#### Given data

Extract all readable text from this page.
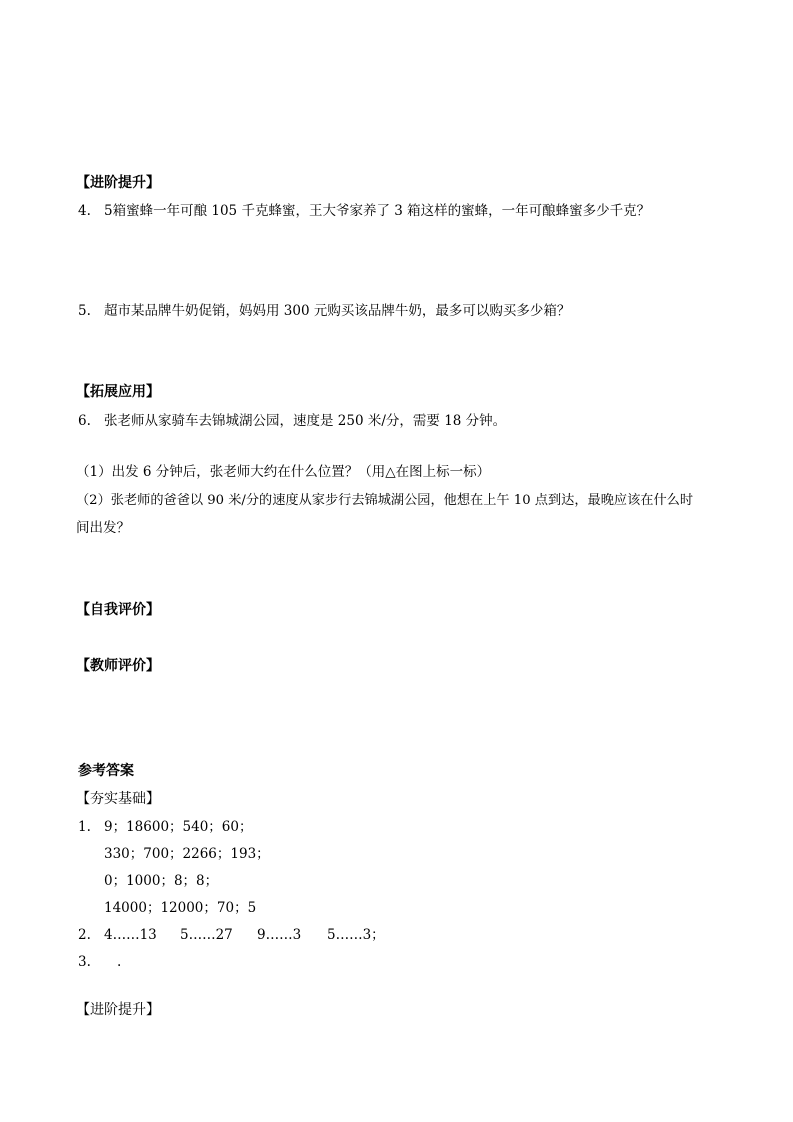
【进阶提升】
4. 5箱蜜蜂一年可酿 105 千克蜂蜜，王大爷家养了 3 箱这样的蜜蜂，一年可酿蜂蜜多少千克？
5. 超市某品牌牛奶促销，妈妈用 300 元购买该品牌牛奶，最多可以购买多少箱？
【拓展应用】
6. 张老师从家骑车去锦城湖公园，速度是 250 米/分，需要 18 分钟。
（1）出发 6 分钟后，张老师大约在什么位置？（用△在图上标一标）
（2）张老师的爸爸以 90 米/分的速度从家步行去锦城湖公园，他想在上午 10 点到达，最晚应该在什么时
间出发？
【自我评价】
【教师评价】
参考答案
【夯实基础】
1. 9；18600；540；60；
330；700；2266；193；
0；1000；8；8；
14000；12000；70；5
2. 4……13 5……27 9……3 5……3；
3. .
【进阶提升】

########

### What this task involves
Copy the entries exactly. Leave out the images.

### Response
Extract all readable text from this page.
【进阶提升】
4. 5箱蜜蜂一年可酿 105 千克蜂蜜，王大爷家养了 3 箱这样的蜜蜂，一年可酿蜂蜜多少千克？
5. 超市某品牌牛奶促销，妈妈用 300 元购买该品牌牛奶，最多可以购买多少箱？
【拓展应用】
6. 张老师从家骑车去锦城湖公园，速度是 250 米/分，需要 18 分钟。
（1）出发 6 分钟后，张老师大约在什么位置？（用△在图上标一标）
（2）张老师的爸爸以 90 米/分的速度从家步行去锦城湖公园，他想在上午 10 点到达，最晚应该在什么时
间出发？
【自我评价】
【教师评价】
参考答案
【夯实基础】
1. 9；18600；540；60；
330；700；2266；193；
0；1000；8；8；
14000；12000；70；5
2. 4……13 5……27 9……3 5……3；
3. .
【进阶提升】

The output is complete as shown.